• **SUPPLIED DATA**:
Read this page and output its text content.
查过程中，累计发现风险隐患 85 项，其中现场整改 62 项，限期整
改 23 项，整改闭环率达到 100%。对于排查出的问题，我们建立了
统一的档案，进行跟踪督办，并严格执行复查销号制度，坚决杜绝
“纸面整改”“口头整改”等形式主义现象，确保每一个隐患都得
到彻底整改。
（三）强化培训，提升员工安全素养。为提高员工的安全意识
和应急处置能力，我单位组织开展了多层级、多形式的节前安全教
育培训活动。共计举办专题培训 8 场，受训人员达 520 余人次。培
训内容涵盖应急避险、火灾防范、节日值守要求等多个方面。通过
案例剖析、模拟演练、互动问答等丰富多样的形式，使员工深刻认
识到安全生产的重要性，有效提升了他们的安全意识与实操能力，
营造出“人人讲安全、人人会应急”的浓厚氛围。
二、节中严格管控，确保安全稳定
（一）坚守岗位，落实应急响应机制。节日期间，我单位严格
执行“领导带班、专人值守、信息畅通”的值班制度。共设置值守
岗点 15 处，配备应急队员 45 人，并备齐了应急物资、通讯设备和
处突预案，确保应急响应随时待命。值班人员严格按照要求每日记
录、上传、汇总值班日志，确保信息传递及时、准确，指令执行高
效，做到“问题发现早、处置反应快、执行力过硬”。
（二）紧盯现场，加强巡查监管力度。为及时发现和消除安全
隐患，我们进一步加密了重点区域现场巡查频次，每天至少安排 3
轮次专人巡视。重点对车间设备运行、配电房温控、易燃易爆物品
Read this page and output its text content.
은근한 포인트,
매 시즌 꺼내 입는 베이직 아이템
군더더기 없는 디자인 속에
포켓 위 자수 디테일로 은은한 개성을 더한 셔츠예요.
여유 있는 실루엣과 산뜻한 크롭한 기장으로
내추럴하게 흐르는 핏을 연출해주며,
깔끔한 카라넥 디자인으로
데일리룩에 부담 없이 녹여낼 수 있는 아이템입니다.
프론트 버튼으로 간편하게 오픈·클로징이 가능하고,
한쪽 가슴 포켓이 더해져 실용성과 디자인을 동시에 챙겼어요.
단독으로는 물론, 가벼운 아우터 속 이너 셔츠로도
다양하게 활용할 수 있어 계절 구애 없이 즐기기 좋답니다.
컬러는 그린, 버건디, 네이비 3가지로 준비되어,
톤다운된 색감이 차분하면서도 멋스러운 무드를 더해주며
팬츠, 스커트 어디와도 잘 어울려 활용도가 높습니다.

• **WHAT YOU NEED TO DO**:
Restate the whole listing exactly.

• **SOLVED EXERCISE**:
Read this page and output its text content.
查过程中，累计发现风险隐患 85 项，其中现场整改 62 项，限期整
改 23 项，整改闭环率达到 100%。对于排查出的问题，我们建立了
统一的档案，进行跟踪督办，并严格执行复查销号制度，坚决杜绝
“纸面整改”“口头整改”等形式主义现象，确保每一个隐患都得
到彻底整改。
（三）强化培训，提升员工安全素养。为提高员工的安全意识
和应急处置能力，我单位组织开展了多层级、多形式的节前安全教
育培训活动。共计举办专题培训 8 场，受训人员达 520 余人次。培
训内容涵盖应急避险、火灾防范、节日值守要求等多个方面。通过
案例剖析、模拟演练、互动问答等丰富多样的形式，使员工深刻认
识到安全生产的重要性，有效提升了他们的安全意识与实操能力，
营造出“人人讲安全、人人会应急”的浓厚氛围。
二、节中严格管控，确保安全稳定
（一）坚守岗位，落实应急响应机制。节日期间，我单位严格
执行“领导带班、专人值守、信息畅通”的值班制度。共设置值守
岗点 15 处，配备应急队员 45 人，并备齐了应急物资、通讯设备和
处突预案，确保应急响应随时待命。值班人员严格按照要求每日记
录、上传、汇总值班日志，确保信息传递及时、准确，指令执行高
效，做到“问题发现早、处置反应快、执行力过硬”。
（二）紧盯现场，加强巡查监管力度。为及时发现和消除安全
隐患，我们进一步加密了重点区域现场巡查频次，每天至少安排 3
轮次专人巡视。重点对车间设备运行、配电房温控、易燃易爆物品
Read this page and output its text content.
은근한 포인트,
매 시즌 꺼내 입는 베이직 아이템
군더더기 없는 디자인 속에
포켓 위 자수 디테일로 은은한 개성을 더한 셔츠예요.
여유 있는 실루엣과 산뜻한 크롭한 기장으로
내추럴하게 흐르는 핏을 연출해주며,
깔끔한 카라넥 디자인으로
데일리룩에 부담 없이 녹여낼 수 있는 아이템입니다.
프론트 버튼으로 간편하게 오픈·클로징이 가능하고,
한쪽 가슴 포켓이 더해져 실용성과 디자인을 동시에 챙겼어요.
단독으로는 물론, 가벼운 아우터 속 이너 셔츠로도
다양하게 활용할 수 있어 계절 구애 없이 즐기기 좋답니다.
컬러는 그린, 버건디, 네이비 3가지로 준비되어,
톤다운된 색감이 차분하면서도 멋스러운 무드를 더해주며
팬츠, 스커트 어디와도 잘 어울려 활용도가 높습니다.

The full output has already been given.